[Data items]
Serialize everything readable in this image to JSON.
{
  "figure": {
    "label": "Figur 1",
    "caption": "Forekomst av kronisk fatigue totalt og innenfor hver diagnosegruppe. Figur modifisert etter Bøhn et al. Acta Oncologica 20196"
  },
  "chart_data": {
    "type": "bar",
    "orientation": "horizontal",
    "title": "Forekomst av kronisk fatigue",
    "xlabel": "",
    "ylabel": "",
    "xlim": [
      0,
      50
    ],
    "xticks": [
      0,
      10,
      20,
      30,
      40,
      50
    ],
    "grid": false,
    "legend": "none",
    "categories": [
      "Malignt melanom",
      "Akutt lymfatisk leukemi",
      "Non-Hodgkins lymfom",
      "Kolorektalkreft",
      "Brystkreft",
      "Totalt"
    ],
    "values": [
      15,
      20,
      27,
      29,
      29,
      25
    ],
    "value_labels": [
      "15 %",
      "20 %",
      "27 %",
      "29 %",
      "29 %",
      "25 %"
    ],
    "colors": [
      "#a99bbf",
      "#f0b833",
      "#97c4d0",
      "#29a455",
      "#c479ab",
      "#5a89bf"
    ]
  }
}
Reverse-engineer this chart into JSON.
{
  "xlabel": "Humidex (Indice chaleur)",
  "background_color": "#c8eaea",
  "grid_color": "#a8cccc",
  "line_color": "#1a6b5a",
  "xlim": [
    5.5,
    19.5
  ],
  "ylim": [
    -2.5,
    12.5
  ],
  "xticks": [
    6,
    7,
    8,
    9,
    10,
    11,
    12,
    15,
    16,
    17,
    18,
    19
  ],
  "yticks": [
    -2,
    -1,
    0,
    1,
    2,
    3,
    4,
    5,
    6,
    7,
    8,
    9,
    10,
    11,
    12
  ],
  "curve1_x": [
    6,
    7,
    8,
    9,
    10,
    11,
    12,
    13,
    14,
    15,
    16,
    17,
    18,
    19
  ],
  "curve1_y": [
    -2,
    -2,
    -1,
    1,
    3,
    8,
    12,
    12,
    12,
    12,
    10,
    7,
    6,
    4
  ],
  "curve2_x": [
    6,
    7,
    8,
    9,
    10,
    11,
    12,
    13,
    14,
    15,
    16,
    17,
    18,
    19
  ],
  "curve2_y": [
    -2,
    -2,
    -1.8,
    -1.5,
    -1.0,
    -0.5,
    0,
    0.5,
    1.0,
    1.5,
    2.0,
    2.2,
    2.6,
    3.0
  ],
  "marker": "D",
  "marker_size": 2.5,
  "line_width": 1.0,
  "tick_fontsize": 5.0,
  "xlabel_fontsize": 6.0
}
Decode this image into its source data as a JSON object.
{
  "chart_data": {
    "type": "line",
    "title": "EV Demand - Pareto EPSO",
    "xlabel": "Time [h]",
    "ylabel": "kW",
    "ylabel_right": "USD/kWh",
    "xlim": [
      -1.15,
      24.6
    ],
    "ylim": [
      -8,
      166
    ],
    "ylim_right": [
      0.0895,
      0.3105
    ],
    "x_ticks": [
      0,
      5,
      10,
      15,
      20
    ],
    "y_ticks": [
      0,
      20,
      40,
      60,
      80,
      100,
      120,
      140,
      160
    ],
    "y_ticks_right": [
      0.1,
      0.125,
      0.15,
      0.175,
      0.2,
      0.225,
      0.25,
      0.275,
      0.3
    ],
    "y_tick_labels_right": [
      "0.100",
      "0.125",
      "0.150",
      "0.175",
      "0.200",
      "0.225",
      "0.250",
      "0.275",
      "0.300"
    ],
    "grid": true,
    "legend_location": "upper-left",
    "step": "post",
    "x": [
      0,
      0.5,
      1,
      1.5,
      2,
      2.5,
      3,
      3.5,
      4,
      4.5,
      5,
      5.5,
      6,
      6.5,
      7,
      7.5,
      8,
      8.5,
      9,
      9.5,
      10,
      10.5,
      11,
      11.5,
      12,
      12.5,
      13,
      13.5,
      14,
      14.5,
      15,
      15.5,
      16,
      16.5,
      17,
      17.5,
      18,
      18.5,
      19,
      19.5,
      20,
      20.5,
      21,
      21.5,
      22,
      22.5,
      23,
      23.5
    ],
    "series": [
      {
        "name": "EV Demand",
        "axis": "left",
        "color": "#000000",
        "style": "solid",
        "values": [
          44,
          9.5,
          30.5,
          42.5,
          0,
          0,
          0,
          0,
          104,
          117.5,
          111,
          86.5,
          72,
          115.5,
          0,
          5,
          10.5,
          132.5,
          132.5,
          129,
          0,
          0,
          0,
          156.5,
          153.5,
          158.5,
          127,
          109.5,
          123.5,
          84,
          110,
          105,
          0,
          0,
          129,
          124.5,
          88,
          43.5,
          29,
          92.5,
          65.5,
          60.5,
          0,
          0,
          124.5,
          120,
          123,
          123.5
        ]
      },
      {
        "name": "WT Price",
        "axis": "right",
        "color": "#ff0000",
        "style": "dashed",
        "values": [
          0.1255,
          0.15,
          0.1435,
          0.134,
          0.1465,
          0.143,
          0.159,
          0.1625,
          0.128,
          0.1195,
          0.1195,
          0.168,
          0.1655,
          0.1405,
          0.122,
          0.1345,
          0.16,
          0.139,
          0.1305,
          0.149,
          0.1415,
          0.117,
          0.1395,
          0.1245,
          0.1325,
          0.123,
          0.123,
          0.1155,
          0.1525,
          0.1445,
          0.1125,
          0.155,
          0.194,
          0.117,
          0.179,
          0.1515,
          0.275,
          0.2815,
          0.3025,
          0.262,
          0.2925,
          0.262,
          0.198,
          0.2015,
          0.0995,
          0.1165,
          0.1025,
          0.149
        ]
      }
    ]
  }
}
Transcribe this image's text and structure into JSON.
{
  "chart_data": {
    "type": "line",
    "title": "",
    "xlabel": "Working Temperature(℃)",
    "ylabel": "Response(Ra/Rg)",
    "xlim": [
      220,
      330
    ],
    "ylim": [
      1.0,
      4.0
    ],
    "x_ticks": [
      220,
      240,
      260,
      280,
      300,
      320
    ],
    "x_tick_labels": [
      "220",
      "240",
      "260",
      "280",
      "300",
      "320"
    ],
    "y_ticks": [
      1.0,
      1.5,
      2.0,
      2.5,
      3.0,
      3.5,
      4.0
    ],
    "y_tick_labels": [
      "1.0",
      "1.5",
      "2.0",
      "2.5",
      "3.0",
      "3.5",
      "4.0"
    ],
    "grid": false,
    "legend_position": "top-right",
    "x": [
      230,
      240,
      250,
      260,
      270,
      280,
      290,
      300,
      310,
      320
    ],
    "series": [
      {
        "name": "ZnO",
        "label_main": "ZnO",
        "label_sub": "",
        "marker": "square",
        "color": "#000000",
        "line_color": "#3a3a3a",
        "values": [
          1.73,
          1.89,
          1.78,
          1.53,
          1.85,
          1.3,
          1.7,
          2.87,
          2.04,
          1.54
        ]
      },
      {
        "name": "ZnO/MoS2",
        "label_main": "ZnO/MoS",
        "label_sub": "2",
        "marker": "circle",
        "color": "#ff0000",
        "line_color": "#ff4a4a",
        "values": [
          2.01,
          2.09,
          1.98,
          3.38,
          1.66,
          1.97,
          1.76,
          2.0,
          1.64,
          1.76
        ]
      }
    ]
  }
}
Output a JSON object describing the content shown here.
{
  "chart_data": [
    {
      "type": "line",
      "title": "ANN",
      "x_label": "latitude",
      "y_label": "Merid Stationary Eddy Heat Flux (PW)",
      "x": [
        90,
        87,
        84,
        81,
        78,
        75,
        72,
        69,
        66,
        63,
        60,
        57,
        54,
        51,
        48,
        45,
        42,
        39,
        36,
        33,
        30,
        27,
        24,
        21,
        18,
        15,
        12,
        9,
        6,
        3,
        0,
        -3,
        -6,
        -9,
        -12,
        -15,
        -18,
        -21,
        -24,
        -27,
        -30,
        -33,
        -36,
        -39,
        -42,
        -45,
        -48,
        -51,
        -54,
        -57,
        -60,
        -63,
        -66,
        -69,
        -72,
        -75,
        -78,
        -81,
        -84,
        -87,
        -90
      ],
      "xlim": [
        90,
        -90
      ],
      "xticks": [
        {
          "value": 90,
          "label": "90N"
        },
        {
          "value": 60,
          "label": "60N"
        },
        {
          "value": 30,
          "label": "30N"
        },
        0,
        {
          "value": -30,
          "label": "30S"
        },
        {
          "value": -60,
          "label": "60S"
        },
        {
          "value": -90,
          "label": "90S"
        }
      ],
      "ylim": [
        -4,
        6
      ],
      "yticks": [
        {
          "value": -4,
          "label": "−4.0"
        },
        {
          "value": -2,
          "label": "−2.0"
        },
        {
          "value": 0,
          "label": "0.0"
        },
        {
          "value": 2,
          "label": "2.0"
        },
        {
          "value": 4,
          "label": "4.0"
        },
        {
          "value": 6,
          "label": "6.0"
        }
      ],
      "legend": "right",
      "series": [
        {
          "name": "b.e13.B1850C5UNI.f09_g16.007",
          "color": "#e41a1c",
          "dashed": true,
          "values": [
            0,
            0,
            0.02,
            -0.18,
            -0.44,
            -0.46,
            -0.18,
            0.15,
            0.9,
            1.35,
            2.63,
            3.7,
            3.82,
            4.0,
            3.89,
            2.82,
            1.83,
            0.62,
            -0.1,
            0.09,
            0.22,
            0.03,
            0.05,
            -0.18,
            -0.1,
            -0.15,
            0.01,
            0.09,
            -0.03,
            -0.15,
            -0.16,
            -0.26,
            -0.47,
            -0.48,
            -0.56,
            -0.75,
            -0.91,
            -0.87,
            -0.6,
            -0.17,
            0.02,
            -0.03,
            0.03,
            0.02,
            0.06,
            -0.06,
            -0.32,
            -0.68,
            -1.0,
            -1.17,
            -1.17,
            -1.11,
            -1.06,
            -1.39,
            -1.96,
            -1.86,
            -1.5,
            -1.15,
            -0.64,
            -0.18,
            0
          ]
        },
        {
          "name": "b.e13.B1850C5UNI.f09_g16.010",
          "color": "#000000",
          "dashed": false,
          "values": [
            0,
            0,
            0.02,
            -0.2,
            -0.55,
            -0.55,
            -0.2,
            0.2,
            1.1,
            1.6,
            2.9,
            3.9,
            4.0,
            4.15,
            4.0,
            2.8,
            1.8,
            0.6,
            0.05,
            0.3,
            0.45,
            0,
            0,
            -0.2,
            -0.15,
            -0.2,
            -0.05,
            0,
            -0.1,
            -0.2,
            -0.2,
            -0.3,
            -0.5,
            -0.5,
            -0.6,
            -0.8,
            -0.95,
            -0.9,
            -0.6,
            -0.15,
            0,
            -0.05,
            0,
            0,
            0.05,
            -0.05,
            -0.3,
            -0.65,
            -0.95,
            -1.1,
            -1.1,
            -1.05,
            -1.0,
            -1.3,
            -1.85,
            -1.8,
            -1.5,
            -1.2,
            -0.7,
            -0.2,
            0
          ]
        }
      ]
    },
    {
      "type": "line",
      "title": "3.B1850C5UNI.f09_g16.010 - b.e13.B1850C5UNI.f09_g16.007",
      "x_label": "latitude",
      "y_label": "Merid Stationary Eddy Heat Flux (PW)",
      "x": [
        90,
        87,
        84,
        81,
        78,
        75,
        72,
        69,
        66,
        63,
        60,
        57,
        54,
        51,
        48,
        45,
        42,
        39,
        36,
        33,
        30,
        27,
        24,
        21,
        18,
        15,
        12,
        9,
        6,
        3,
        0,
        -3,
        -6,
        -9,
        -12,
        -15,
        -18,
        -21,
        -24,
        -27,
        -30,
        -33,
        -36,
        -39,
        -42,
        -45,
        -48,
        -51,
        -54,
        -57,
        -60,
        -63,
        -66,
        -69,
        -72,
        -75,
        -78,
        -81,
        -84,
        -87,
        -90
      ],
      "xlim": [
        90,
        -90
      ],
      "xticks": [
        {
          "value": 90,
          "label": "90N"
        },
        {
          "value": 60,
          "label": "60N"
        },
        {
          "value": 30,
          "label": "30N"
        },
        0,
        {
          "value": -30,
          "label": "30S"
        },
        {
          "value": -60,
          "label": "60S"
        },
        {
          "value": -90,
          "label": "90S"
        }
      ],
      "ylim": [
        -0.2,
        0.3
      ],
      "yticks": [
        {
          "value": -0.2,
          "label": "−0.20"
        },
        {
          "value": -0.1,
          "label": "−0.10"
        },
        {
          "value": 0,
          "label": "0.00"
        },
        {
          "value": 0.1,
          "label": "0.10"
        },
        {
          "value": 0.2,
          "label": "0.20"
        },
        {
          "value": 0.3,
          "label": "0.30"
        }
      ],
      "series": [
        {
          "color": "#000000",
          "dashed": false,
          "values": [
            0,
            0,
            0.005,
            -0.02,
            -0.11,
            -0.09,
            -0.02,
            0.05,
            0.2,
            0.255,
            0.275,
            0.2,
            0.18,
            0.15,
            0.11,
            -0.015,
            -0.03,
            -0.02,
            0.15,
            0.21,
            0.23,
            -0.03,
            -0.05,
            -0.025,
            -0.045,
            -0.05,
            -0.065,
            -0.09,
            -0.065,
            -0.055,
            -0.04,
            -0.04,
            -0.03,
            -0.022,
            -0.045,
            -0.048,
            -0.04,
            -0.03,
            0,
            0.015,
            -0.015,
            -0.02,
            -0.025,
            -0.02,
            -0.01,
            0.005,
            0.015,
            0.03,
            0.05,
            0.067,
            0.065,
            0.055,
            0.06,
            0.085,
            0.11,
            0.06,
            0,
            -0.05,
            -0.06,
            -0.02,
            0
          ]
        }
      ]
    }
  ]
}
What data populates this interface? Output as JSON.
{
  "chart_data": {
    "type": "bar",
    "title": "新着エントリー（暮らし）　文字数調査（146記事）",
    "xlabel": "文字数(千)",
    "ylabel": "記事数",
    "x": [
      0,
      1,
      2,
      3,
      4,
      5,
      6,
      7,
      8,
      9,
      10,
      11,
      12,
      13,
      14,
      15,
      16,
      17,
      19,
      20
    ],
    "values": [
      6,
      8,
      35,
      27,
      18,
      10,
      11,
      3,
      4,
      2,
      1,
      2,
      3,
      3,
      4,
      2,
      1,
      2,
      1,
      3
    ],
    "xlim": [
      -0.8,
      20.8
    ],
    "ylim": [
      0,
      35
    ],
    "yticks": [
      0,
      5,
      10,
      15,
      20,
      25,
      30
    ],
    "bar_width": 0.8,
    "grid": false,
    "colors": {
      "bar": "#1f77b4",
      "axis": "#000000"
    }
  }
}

Problem requirements: Identify the lines of the data that contain the word "fatigue". Copy each of them.

Written answer:
    "caption": "Forekomst av kronisk fatigue totalt og innenfor hver diagnosegruppe. Figur modifisert etter Bøhn et al. Acta Oncologica 20196"
    "title": "Forekomst av kronisk fatigue",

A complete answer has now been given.